▸ Challenge
Copy out each line below exactly as it appears.
-- START Task data --
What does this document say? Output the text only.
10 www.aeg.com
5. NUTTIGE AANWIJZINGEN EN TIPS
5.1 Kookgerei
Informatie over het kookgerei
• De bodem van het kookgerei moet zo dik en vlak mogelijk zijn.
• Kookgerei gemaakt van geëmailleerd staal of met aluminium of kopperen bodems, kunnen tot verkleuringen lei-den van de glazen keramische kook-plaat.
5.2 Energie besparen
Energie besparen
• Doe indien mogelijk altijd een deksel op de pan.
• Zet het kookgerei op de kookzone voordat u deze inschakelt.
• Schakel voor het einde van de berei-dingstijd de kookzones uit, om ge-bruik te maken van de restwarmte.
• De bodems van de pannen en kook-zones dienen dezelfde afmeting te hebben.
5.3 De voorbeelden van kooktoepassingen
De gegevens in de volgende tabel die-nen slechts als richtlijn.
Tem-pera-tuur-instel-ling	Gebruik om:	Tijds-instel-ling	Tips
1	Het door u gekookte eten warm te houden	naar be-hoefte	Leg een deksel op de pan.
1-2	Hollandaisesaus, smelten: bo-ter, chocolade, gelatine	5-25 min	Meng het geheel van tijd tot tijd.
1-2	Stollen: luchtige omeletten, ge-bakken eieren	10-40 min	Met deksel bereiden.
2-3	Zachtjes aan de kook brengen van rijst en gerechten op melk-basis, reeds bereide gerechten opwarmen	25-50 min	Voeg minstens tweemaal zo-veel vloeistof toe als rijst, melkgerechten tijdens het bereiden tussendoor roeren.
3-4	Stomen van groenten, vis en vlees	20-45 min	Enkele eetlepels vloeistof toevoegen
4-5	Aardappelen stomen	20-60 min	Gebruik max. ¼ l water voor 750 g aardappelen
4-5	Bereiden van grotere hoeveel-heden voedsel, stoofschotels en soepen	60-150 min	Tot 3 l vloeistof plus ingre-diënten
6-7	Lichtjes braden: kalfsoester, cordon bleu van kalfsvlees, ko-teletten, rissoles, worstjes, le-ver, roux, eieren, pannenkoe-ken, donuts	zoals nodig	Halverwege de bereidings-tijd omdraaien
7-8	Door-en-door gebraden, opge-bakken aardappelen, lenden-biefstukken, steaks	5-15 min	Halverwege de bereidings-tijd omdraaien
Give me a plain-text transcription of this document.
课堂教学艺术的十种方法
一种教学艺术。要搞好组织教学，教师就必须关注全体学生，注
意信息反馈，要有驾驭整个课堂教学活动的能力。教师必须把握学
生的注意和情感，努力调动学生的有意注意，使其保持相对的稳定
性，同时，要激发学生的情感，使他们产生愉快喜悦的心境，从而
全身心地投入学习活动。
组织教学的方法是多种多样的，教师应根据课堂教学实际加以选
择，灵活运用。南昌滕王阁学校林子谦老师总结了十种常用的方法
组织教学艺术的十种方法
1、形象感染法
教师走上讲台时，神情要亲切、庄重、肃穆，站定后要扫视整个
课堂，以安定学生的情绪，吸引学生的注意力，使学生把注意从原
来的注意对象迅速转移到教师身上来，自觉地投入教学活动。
-- END Task data --
▸ Written answer
What does this document say? Output the text only.
10 www.aeg.com
5. NUTTIGE AANWIJZINGEN EN TIPS
5.1 Kookgerei
Informatie over het kookgerei
• De bodem van het kookgerei moet zo dik en vlak mogelijk zijn.
• Kookgerei gemaakt van geëmailleerd staal of met aluminium of kopperen bodems, kunnen tot verkleuringen lei-den van de glazen keramische kook-plaat.
5.2 Energie besparen
Energie besparen
• Doe indien mogelijk altijd een deksel op de pan.
• Zet het kookgerei op de kookzone voordat u deze inschakelt.
• Schakel voor het einde van de berei-dingstijd de kookzones uit, om ge-bruik te maken van de restwarmte.
• De bodems van de pannen en kook-zones dienen dezelfde afmeting te hebben.
5.3 De voorbeelden van kooktoepassingen
De gegevens in de volgende tabel die-nen slechts als richtlijn.
Tem-pera-tuur-instel-ling	Gebruik om:	Tijds-instel-ling	Tips
1	Het door u gekookte eten warm te houden	naar be-hoefte	Leg een deksel op de pan.
1-2	Hollandaisesaus, smelten: bo-ter, chocolade, gelatine	5-25 min	Meng het geheel van tijd tot tijd.
1-2	Stollen: luchtige omeletten, ge-bakken eieren	10-40 min	Met deksel bereiden.
2-3	Zachtjes aan de kook brengen van rijst en gerechten op melk-basis, reeds bereide gerechten opwarmen	25-50 min	Voeg minstens tweemaal zo-veel vloeistof toe als rijst, melkgerechten tijdens het bereiden tussendoor roeren.
3-4	Stomen van groenten, vis en vlees	20-45 min	Enkele eetlepels vloeistof toevoegen
4-5	Aardappelen stomen	20-60 min	Gebruik max. ¼ l water voor 750 g aardappelen
4-5	Bereiden van grotere hoeveel-heden voedsel, stoofschotels en soepen	60-150 min	Tot 3 l vloeistof plus ingre-diënten
6-7	Lichtjes braden: kalfsoester, cordon bleu van kalfsvlees, ko-teletten, rissoles, worstjes, le-ver, roux, eieren, pannenkoe-ken, donuts	zoals nodig	Halverwege de bereidings-tijd omdraaien
7-8	Door-en-door gebraden, opge-bakken aardappelen, lenden-biefstukken, steaks	5-15 min	Halverwege de bereidings-tijd omdraaien
Give me a plain-text transcription of this document.
课堂教学艺术的十种方法
一种教学艺术。要搞好组织教学，教师就必须关注全体学生，注
意信息反馈，要有驾驭整个课堂教学活动的能力。教师必须把握学
生的注意和情感，努力调动学生的有意注意，使其保持相对的稳定
性，同时，要激发学生的情感，使他们产生愉快喜悦的心境，从而
全身心地投入学习活动。
组织教学的方法是多种多样的，教师应根据课堂教学实际加以选
择，灵活运用。南昌滕王阁学校林子谦老师总结了十种常用的方法
组织教学艺术的十种方法
1、形象感染法
教师走上讲台时，神情要亲切、庄重、肃穆，站定后要扫视整个
课堂，以安定学生的情绪，吸引学生的注意力，使学生把注意从原
来的注意对象迅速转移到教师身上来，自觉地投入教学活动。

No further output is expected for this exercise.